WHAT YOU ARE ASKED TO DO: Copy out exactly each line from the line with "Output a JSON" through the last line of the material below.

Dataset entries on figures:
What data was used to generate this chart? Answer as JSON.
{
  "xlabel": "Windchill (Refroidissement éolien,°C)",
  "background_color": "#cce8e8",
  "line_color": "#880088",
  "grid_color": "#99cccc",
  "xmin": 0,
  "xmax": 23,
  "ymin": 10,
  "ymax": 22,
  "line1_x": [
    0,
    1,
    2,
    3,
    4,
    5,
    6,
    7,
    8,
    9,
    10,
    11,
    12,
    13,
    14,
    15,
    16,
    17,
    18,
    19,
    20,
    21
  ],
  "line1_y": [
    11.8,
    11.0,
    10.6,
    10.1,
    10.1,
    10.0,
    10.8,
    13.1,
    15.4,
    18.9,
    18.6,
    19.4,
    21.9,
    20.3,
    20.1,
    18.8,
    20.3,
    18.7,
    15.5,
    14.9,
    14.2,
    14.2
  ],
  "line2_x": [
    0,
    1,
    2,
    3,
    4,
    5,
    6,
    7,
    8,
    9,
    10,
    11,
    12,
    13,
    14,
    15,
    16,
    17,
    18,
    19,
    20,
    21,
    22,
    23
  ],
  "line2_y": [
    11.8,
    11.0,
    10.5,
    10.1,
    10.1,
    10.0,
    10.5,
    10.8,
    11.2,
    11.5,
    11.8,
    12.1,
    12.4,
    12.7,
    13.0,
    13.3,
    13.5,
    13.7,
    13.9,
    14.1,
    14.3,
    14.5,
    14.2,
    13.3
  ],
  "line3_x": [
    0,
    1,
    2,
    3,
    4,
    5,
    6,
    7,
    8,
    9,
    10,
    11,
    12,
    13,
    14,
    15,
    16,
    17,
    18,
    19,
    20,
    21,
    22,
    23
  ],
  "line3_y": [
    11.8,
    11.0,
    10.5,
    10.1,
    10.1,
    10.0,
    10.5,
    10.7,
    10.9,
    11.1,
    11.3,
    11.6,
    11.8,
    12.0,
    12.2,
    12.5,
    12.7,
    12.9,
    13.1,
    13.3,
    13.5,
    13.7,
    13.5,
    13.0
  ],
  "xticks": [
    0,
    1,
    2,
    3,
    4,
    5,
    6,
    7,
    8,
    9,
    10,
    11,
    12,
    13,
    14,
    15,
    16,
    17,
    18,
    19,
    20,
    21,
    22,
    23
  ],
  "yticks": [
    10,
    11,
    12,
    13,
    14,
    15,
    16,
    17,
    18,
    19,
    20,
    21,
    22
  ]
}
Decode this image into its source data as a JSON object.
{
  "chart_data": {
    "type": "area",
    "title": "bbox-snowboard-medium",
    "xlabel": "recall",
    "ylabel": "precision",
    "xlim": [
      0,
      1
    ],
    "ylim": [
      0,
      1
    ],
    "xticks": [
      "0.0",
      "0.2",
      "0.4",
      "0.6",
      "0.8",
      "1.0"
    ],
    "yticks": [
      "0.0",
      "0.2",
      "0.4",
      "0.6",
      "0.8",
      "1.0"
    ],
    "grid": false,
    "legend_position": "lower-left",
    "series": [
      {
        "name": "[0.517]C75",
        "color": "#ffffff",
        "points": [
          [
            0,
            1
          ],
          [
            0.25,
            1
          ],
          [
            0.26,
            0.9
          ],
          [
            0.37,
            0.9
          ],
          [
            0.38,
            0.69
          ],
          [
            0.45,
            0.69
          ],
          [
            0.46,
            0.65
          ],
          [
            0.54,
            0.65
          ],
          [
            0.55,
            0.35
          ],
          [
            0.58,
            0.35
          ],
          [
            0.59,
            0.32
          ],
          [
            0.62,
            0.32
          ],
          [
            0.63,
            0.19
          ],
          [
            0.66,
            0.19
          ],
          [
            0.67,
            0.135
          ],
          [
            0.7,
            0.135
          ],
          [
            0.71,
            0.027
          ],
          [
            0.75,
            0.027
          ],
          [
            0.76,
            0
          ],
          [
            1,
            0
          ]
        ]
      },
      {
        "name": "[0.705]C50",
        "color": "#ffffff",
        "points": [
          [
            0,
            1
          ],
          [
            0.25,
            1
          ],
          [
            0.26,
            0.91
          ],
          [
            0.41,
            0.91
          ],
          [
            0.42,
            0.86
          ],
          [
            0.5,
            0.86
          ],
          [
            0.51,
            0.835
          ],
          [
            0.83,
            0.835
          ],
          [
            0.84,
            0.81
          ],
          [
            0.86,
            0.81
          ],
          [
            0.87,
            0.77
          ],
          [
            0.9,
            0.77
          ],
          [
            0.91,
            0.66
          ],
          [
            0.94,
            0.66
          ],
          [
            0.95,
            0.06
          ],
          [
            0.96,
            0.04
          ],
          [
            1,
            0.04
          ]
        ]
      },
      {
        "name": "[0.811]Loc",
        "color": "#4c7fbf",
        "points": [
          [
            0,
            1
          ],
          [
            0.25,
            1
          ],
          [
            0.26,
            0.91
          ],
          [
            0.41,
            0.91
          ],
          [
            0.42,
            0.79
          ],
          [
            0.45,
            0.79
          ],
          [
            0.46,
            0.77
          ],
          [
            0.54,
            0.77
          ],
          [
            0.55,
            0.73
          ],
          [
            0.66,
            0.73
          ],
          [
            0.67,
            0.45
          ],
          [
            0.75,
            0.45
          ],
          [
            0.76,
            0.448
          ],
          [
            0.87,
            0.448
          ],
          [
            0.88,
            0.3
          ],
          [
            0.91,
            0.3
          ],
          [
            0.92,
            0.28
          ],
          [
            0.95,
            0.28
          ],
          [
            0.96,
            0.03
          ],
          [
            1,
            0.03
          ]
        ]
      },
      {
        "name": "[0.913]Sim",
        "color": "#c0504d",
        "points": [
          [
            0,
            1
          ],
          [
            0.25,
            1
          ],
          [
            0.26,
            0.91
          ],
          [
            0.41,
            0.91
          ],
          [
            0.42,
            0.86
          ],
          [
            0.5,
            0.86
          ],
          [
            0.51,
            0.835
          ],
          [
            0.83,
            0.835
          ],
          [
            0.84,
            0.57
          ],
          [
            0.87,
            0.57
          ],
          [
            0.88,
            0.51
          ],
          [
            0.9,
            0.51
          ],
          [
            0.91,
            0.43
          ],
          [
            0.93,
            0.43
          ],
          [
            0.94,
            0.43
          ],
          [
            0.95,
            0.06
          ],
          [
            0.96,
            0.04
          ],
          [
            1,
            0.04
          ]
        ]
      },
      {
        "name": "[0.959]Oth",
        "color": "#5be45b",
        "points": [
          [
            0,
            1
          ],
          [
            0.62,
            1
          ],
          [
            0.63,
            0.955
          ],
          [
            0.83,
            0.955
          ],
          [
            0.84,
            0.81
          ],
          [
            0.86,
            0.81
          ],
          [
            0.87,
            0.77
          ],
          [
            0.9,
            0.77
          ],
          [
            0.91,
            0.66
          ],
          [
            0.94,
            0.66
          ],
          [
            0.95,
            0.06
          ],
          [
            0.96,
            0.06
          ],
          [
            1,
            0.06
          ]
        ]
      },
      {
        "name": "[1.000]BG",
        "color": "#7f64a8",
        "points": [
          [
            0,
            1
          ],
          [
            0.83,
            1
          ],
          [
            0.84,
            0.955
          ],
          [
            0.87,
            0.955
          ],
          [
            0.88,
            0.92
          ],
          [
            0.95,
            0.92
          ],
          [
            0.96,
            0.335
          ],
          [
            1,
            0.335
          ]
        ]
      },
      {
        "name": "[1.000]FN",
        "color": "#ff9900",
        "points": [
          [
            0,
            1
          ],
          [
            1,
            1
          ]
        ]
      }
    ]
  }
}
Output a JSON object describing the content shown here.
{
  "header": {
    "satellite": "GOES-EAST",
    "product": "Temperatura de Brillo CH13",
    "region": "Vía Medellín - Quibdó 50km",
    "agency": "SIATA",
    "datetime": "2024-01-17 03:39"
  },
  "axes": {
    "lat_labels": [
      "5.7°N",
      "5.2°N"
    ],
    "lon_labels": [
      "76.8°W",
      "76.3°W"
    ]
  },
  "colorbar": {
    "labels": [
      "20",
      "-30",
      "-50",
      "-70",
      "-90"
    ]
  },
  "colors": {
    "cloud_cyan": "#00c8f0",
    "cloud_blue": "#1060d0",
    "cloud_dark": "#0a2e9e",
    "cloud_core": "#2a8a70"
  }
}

TASK OUTPUT:
Output a JSON object describing the content shown here.
{
  "header": {
    "satellite": "GOES-EAST",
    "product": "Temperatura de Brillo CH13",
    "region": "Vía Medellín - Quibdó 50km",
    "agency": "SIATA",
    "datetime": "2024-01-17 03:39"
  },
  "axes": {
    "lat_labels": [
      "5.7°N",
      "5.2°N"
    ],
    "lon_labels": [
      "76.8°W",
      "76.3°W"
    ]
  },
  "colorbar": {
    "labels": [
      "20",
      "-30",
      "-50",
      "-70",
      "-90"
    ]
  },
  "colors": {
    "cloud_cyan": "#00c8f0",
    "cloud_blue": "#1060d0",
    "cloud_dark": "#0a2e9e",
    "cloud_core": "#2a8a70"
  }
}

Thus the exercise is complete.